# Start of Extracted information
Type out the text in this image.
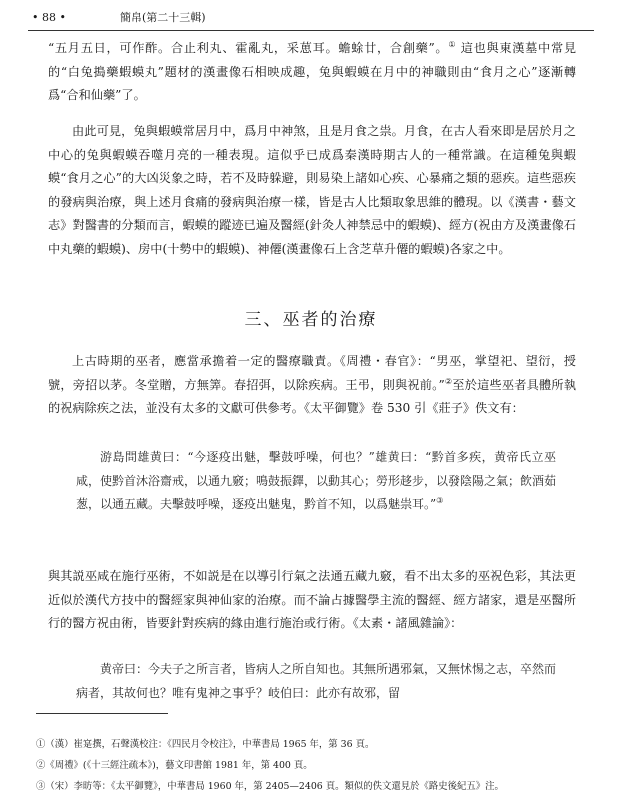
• 88 •	簡帛(第二十三輯)

“五月五日，可作酢。合止利丸、霍亂丸，采葸耳。蟾蜍廿，合創藥”。① 這也與東漢墓中常見的“白兔搗藥蝦蟆丸”題材的漢畫像石相映成趣，兔與蝦蟆在月中的神職則由“食月之心”逐漸轉爲“合和仙藥”了。

由此可見，兔與蝦蟆常居月中，爲月中神煞，且是月食之祟。月食，在古人看來即是居於月之中心的兔與蝦蟆吞噬月亮的一種表現。這似乎已成爲秦漢時期古人的一種常識。在這種兔與蝦蟆“食月之心”的大凶災象之時，若不及時躲避，則易染上諸如心疾、心暴痛之類的惡疾。這些惡疾的發病與治療，與上述月食痛的發病與治療一樣，皆是古人比類取象思維的體現。以《漢書・藝文志》對醫書的分類而言，蝦蟆的蹤迹已遍及醫經(針灸人神禁忌中的蝦蟆)、經方(祝由方及漢畫像石中丸藥的蝦蟆)、房中(十勢中的蝦蟆)、神僊(漢畫像石上含芝草升僊的蝦蟆)各家之中。

三、巫者的治療

上古時期的巫者，應當承擔着一定的醫療職責。《周禮・春官》：“男巫，掌望祀、望衍，授號，旁招以茅。冬堂贈，方無筭。春招弭，以除疾病。王弔，則與祝前。”②至於這些巫者具體所執的祝病除疾之法，並没有太多的文獻可供參考。《太平御覽》卷 530 引《莊子》佚文有：

游島問雄黄曰：“今逐疫出魅，擊鼓呼噪，何也？”雄黄曰：“黔首多疾，黄帝氏立巫咸，使黔首沐浴齋戒，以通九竅；鳴鼓振鐸，以動其心；勞形趍步，以發陰陽之氣；飲酒茹葱，以通五藏。夫擊鼓呼噪，逐疫出魅鬼，黔首不知，以爲魅祟耳。”③

與其説巫咸在施行巫術，不如説是在以導引行氣之法通五藏九竅，看不出太多的巫祝色彩，其法更近似於漢代方技中的醫經家與神仙家的治療。而不論占據醫學主流的醫經、經方諸家，還是巫醫所行的醫方祝由術，皆要針對疾病的緣由進行施治或行術。《太素・諸風雜論》：

黄帝曰：今夫子之所言者，皆病人之所自知也。其無所遇邪氣，又無怵惕之志，卒然而病者，其故何也？唯有鬼神之事乎？岐伯曰：此亦有故邪，留

①（漢）崔寔撰，石聲漢校注：《四民月令校注》，中華書局 1965 年，第 36 頁。
②《周禮》(《十三經注疏本》)，藝文印書館 1981 年，第 400 頁。
③（宋）李昉等：《太平御覽》，中華書局 1960 年，第 2405—2406 頁。類似的佚文還見於《路史後紀五》注。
# End of Extracted information
What this task involves: Reproduce the data above in full, exactly as it is, with the pictures left out.

Output for this task:
Type out the text in this image.
• 88 •	簡帛(第二十三輯)

“五月五日，可作酢。合止利丸、霍亂丸，采葸耳。蟾蜍廿，合創藥”。① 這也與東漢墓中常見的“白兔搗藥蝦蟆丸”題材的漢畫像石相映成趣，兔與蝦蟆在月中的神職則由“食月之心”逐漸轉爲“合和仙藥”了。

由此可見，兔與蝦蟆常居月中，爲月中神煞，且是月食之祟。月食，在古人看來即是居於月之中心的兔與蝦蟆吞噬月亮的一種表現。這似乎已成爲秦漢時期古人的一種常識。在這種兔與蝦蟆“食月之心”的大凶災象之時，若不及時躲避，則易染上諸如心疾、心暴痛之類的惡疾。這些惡疾的發病與治療，與上述月食痛的發病與治療一樣，皆是古人比類取象思維的體現。以《漢書・藝文志》對醫書的分類而言，蝦蟆的蹤迹已遍及醫經(針灸人神禁忌中的蝦蟆)、經方(祝由方及漢畫像石中丸藥的蝦蟆)、房中(十勢中的蝦蟆)、神僊(漢畫像石上含芝草升僊的蝦蟆)各家之中。

三、巫者的治療

上古時期的巫者，應當承擔着一定的醫療職責。《周禮・春官》：“男巫，掌望祀、望衍，授號，旁招以茅。冬堂贈，方無筭。春招弭，以除疾病。王弔，則與祝前。”②至於這些巫者具體所執的祝病除疾之法，並没有太多的文獻可供參考。《太平御覽》卷 530 引《莊子》佚文有：

游島問雄黄曰：“今逐疫出魅，擊鼓呼噪，何也？”雄黄曰：“黔首多疾，黄帝氏立巫咸，使黔首沐浴齋戒，以通九竅；鳴鼓振鐸，以動其心；勞形趍步，以發陰陽之氣；飲酒茹葱，以通五藏。夫擊鼓呼噪，逐疫出魅鬼，黔首不知，以爲魅祟耳。”③

與其説巫咸在施行巫術，不如説是在以導引行氣之法通五藏九竅，看不出太多的巫祝色彩，其法更近似於漢代方技中的醫經家與神仙家的治療。而不論占據醫學主流的醫經、經方諸家，還是巫醫所行的醫方祝由術，皆要針對疾病的緣由進行施治或行術。《太素・諸風雜論》：

黄帝曰：今夫子之所言者，皆病人之所自知也。其無所遇邪氣，又無怵惕之志，卒然而病者，其故何也？唯有鬼神之事乎？岐伯曰：此亦有故邪，留

①（漢）崔寔撰，石聲漢校注：《四民月令校注》，中華書局 1965 年，第 36 頁。
②《周禮》(《十三經注疏本》)，藝文印書館 1981 年，第 400 頁。
③（宋）李昉等：《太平御覽》，中華書局 1960 年，第 2405—2406 頁。類似的佚文還見於《路史後紀五》注。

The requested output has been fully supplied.